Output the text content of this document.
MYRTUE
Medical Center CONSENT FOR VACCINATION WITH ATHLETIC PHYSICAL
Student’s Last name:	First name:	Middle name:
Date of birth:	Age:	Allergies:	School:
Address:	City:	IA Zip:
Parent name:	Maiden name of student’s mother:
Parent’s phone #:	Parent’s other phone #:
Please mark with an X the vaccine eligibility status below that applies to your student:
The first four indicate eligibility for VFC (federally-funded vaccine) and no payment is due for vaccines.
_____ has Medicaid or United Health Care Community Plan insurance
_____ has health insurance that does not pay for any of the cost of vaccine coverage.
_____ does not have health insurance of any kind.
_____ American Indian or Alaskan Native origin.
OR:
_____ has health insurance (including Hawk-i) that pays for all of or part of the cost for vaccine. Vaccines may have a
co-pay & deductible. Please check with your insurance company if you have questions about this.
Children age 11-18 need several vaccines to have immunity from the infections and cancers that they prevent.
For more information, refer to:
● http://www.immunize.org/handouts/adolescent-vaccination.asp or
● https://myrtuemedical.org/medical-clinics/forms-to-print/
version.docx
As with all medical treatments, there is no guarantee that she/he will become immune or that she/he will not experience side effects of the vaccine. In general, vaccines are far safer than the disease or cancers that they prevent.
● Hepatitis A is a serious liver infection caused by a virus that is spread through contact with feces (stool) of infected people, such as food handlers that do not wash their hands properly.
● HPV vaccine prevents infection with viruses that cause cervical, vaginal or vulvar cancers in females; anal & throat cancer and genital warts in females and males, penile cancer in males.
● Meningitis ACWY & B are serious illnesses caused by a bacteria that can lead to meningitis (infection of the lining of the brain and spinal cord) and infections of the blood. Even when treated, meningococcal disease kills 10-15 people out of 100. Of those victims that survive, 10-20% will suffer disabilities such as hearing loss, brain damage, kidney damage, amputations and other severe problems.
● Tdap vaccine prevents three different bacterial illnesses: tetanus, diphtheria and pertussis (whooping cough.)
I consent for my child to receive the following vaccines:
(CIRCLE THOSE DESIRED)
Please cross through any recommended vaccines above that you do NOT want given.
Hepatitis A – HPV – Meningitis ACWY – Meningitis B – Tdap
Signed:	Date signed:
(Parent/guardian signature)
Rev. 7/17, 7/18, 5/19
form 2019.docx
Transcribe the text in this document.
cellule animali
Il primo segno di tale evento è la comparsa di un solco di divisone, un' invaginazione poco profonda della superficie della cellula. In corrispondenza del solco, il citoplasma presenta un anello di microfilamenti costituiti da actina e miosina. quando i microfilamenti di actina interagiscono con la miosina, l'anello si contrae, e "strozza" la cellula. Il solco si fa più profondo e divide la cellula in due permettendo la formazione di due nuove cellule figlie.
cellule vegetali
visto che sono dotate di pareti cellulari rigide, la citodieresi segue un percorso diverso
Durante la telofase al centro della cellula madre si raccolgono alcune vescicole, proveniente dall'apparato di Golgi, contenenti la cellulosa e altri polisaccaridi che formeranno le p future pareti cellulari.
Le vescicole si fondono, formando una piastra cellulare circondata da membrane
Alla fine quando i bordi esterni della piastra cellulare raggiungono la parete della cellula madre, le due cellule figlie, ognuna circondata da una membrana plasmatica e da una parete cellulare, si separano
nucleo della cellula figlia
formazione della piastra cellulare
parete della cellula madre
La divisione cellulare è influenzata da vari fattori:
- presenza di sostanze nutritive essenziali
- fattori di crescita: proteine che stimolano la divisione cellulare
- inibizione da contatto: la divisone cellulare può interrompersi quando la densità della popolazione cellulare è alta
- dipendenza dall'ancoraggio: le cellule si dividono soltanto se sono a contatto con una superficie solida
★ ★ ★
EXERCISE REQUIREMENTS: The entries above are to be retyped exactly.

ANSWER TO THIS TASK:
Output the text content of this document.
MYRTUE
Medical Center CONSENT FOR VACCINATION WITH ATHLETIC PHYSICAL
Student’s Last name:	First name:	Middle name:
Date of birth:	Age:	Allergies:	School:
Address:	City:	IA Zip:
Parent name:	Maiden name of student’s mother:
Parent’s phone #:	Parent’s other phone #:
Please mark with an X the vaccine eligibility status below that applies to your student:
The first four indicate eligibility for VFC (federally-funded vaccine) and no payment is due for vaccines.
_____ has Medicaid or United Health Care Community Plan insurance
_____ has health insurance that does not pay for any of the cost of vaccine coverage.
_____ does not have health insurance of any kind.
_____ American Indian or Alaskan Native origin.
OR:
_____ has health insurance (including Hawk-i) that pays for all of or part of the cost for vaccine. Vaccines may have a
co-pay & deductible. Please check with your insurance company if you have questions about this.
Children age 11-18 need several vaccines to have immunity from the infections and cancers that they prevent.
For more information, refer to:
● http://www.immunize.org/handouts/adolescent-vaccination.asp or
● https://myrtuemedical.org/medical-clinics/forms-to-print/
version.docx
As with all medical treatments, there is no guarantee that she/he will become immune or that she/he will not experience side effects of the vaccine. In general, vaccines are far safer than the disease or cancers that they prevent.
● Hepatitis A is a serious liver infection caused by a virus that is spread through contact with feces (stool) of infected people, such as food handlers that do not wash their hands properly.
● HPV vaccine prevents infection with viruses that cause cervical, vaginal or vulvar cancers in females; anal & throat cancer and genital warts in females and males, penile cancer in males.
● Meningitis ACWY & B are serious illnesses caused by a bacteria that can lead to meningitis (infection of the lining of the brain and spinal cord) and infections of the blood. Even when treated, meningococcal disease kills 10-15 people out of 100. Of those victims that survive, 10-20% will suffer disabilities such as hearing loss, brain damage, kidney damage, amputations and other severe problems.
● Tdap vaccine prevents three different bacterial illnesses: tetanus, diphtheria and pertussis (whooping cough.)
I consent for my child to receive the following vaccines:
(CIRCLE THOSE DESIRED)
Please cross through any recommended vaccines above that you do NOT want given.
Hepatitis A – HPV – Meningitis ACWY – Meningitis B – Tdap
Signed:	Date signed:
(Parent/guardian signature)
Rev. 7/17, 7/18, 5/19
form 2019.docx
Transcribe the text in this document.
cellule animali
Il primo segno di tale evento è la comparsa di un solco di divisone, un' invaginazione poco profonda della superficie della cellula. In corrispondenza del solco, il citoplasma presenta un anello di microfilamenti costituiti da actina e miosina. quando i microfilamenti di actina interagiscono con la miosina, l'anello si contrae, e "strozza" la cellula. Il solco si fa più profondo e divide la cellula in due permettendo la formazione di due nuove cellule figlie.
cellule vegetali
visto che sono dotate di pareti cellulari rigide, la citodieresi segue un percorso diverso
Durante la telofase al centro della cellula madre si raccolgono alcune vescicole, proveniente dall'apparato di Golgi, contenenti la cellulosa e altri polisaccaridi che formeranno le p future pareti cellulari.
Le vescicole si fondono, formando una piastra cellulare circondata da membrane
Alla fine quando i bordi esterni della piastra cellulare raggiungono la parete della cellula madre, le due cellule figlie, ognuna circondata da una membrana plasmatica e da una parete cellulare, si separano
nucleo della cellula figlia
formazione della piastra cellulare
parete della cellula madre
La divisione cellulare è influenzata da vari fattori:
- presenza di sostanze nutritive essenziali
- fattori di crescita: proteine che stimolano la divisione cellulare
- inibizione da contatto: la divisone cellulare può interrompersi quando la densità della popolazione cellulare è alta
- dipendenza dall'ancoraggio: le cellule si dividono soltanto se sono a contatto con una superficie solida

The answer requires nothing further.